═════ TEKST DO PRZECZYTANIA
W sobotnim pierwszoligowym meczu pomiędzy ŁKS-em Łódź a Koroną Kielce (0-0) wystąpiło na boisku aż trzech piłkarzy z Nowego Sącza.
W Koronie bronił Marek Kozioł, a w pomocy grał Adrian Danek. Natomiast w łódzkim klubie, także jako pomocnik wystąpił Jan Kuźma. Przypomnijmy, że pierwszy z wymienionych jest wychowankiem Sandecji, a dwaj pozostali pierwsze swoje piłkarskie kroki stawiali w Dunajcu Nowy Sącz. Warto oddać, że w rezerwie był jeszcze Bartosz Szeliga oraz grający niedawno w Sandecji Dawid Błanik. Gdyby tak policzyć, to w I lidze, nie mówiąc o ekstraklasie znalazło by się jeszcze kilku sądeckich piłkarzy. Powstałaby z tego całkiem niezła drużyna i to złożona przede wszystkim z wychowanków.
Warto zwrócić uwagę, iż gospodarze w tym pojedynku nie oddali celnego strzału na bramkę rywali, dodajmy, że w końcówce grali z przewagą jednego zawodnika po czerwonej kartce dla zawodnika gości.
══════════
═════ DANE WEJŚCIOWE
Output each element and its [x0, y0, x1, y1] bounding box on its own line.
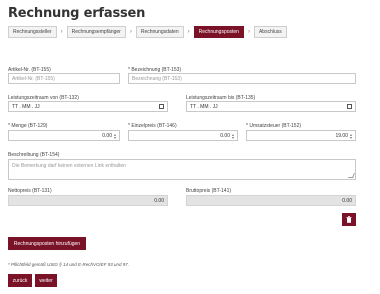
══════════
### ZADANIE 1
Przepisz fragment tekstu o meczu ŁKS-u z Koroną od słów „W sobotnim pierwszoligowym” do słów „dla zawodnika gości.”, zastępując „w pomocy” wyrażeniem „w ataku”.
### ZADANIE 2
Wypisz wszystkich piłkarzy, których tekst o meczu ŁKS-u z Koroną podaje z imienia i nazwiska.
Materiał stanowi osobną część, odrębną od tekstu.

### WYNIK 1
W sobotnim pierwszoligowym meczu pomiędzy ŁKS-em Łódź a Koroną Kielce (0-0) wystąpiło na boisku aż trzech piłkarzy z Nowego Sącza.
W Koronie bronił Marek Kozioł, a w ataku grał Adrian Danek. Natomiast w łódzkim klubie, także jako pomocnik wystąpił Jan Kuźma. Przypomnijmy, że pierwszy z wymienionych jest wychowankiem Sandecji, a dwaj pozostali pierwsze swoje piłkarskie kroki stawiali w Dunajcu Nowy Sącz. Warto oddać, że w rezerwie był jeszcze Bartosz Szeliga oraz grający niedawno w Sandecji Dawid Błanik. Gdyby tak policzyć, to w I lidze, nie mówiąc o ekstraklasie znalazło by się jeszcze kilku sądeckich piłkarzy. Powstałaby z tego całkiem niezła drużyna i to złożona przede wszystkim z wychowanków.
Warto zwrócić uwagę, iż gospodarze w tym pojedynku nie oddali celnego strzału na bramkę rywali, dodajmy, że w końcówce grali z przewagą jednego zawodnika po czerwonej kartce dla zawodnika gości.

### WYNIK 2
Marek Kozioł, Adrian Danek, Jan Kuźma, Bartosz Szeliga, Dawid Błanik